» Your task
Edit the listing below so that every occurrence of "model-flux-box" becomes "model-flux-marker", with all other text left unchanged.

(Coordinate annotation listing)
————————
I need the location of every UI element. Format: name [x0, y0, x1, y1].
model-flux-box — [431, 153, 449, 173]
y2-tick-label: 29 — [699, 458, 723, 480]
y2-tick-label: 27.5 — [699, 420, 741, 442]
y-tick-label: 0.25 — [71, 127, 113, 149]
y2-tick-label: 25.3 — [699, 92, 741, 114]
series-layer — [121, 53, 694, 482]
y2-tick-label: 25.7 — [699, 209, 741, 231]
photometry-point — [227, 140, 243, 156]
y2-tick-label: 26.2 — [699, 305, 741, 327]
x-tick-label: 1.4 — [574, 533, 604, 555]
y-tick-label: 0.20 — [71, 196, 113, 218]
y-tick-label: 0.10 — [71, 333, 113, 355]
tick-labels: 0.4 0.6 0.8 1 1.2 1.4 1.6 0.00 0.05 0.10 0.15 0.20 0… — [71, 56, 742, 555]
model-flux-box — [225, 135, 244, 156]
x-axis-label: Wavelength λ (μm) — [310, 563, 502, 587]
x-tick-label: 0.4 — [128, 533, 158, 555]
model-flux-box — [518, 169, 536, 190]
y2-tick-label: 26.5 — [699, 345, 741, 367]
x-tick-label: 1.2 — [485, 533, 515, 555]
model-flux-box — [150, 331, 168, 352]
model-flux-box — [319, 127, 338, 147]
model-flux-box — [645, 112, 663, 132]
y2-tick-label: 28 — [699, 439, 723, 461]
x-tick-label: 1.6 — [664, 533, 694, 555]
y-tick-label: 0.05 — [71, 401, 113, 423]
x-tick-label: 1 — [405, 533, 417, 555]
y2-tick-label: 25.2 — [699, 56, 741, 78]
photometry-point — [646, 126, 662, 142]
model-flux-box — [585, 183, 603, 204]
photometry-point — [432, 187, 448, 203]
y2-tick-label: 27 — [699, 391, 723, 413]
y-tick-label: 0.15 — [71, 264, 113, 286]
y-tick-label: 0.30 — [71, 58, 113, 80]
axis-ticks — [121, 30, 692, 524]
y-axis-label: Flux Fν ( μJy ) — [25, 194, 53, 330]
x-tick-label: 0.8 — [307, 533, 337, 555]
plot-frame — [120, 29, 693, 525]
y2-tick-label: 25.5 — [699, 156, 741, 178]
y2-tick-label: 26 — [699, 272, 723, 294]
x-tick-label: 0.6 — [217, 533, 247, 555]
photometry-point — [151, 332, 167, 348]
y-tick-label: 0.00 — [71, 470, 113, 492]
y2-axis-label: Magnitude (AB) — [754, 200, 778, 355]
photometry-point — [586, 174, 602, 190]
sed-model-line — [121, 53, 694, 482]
————————
» Output of the exercise
I need the location of every UI element. Format: name [x0, y0, x1, y1].
model-flux-marker — [431, 153, 449, 173]
y2-tick-label: 29 — [699, 458, 723, 480]
y2-tick-label: 27.5 — [699, 420, 741, 442]
y-tick-label: 0.25 — [71, 127, 113, 149]
y2-tick-label: 25.3 — [699, 92, 741, 114]
series-layer — [121, 53, 694, 482]
y2-tick-label: 25.7 — [699, 209, 741, 231]
photometry-point — [227, 140, 243, 156]
y2-tick-label: 26.2 — [699, 305, 741, 327]
x-tick-label: 1.4 — [574, 533, 604, 555]
y-tick-label: 0.20 — [71, 196, 113, 218]
y-tick-label: 0.10 — [71, 333, 113, 355]
tick-labels: 0.4 0.6 0.8 1 1.2 1.4 1.6 0.00 0.05 0.10 0.15 0.20 0… — [71, 56, 742, 555]
model-flux-marker — [225, 135, 244, 156]
x-axis-label: Wavelength λ (μm) — [310, 563, 502, 587]
x-tick-label: 0.4 — [128, 533, 158, 555]
model-flux-marker — [518, 169, 536, 190]
y2-tick-label: 26.5 — [699, 345, 741, 367]
x-tick-label: 1.2 — [485, 533, 515, 555]
model-flux-marker — [150, 331, 168, 352]
model-flux-marker — [319, 127, 338, 147]
model-flux-marker — [645, 112, 663, 132]
y2-tick-label: 28 — [699, 439, 723, 461]
x-tick-label: 1.6 — [664, 533, 694, 555]
y-tick-label: 0.05 — [71, 401, 113, 423]
x-tick-label: 1 — [405, 533, 417, 555]
y2-tick-label: 25.2 — [699, 56, 741, 78]
photometry-point — [646, 126, 662, 142]
model-flux-marker — [585, 183, 603, 204]
photometry-point — [432, 187, 448, 203]
y2-tick-label: 27 — [699, 391, 723, 413]
y-tick-label: 0.15 — [71, 264, 113, 286]
y-tick-label: 0.30 — [71, 58, 113, 80]
axis-ticks — [121, 30, 692, 524]
y-axis-label: Flux Fν ( μJy ) — [25, 194, 53, 330]
x-tick-label: 0.8 — [307, 533, 337, 555]
plot-frame — [120, 29, 693, 525]
y2-tick-label: 25.5 — [699, 156, 741, 178]
y2-tick-label: 26 — [699, 272, 723, 294]
x-tick-label: 0.6 — [217, 533, 247, 555]
photometry-point — [151, 332, 167, 348]
y-tick-label: 0.00 — [71, 470, 113, 492]
y2-axis-label: Magnitude (AB) — [754, 200, 778, 355]
photometry-point — [586, 174, 602, 190]
sed-model-line — [121, 53, 694, 482]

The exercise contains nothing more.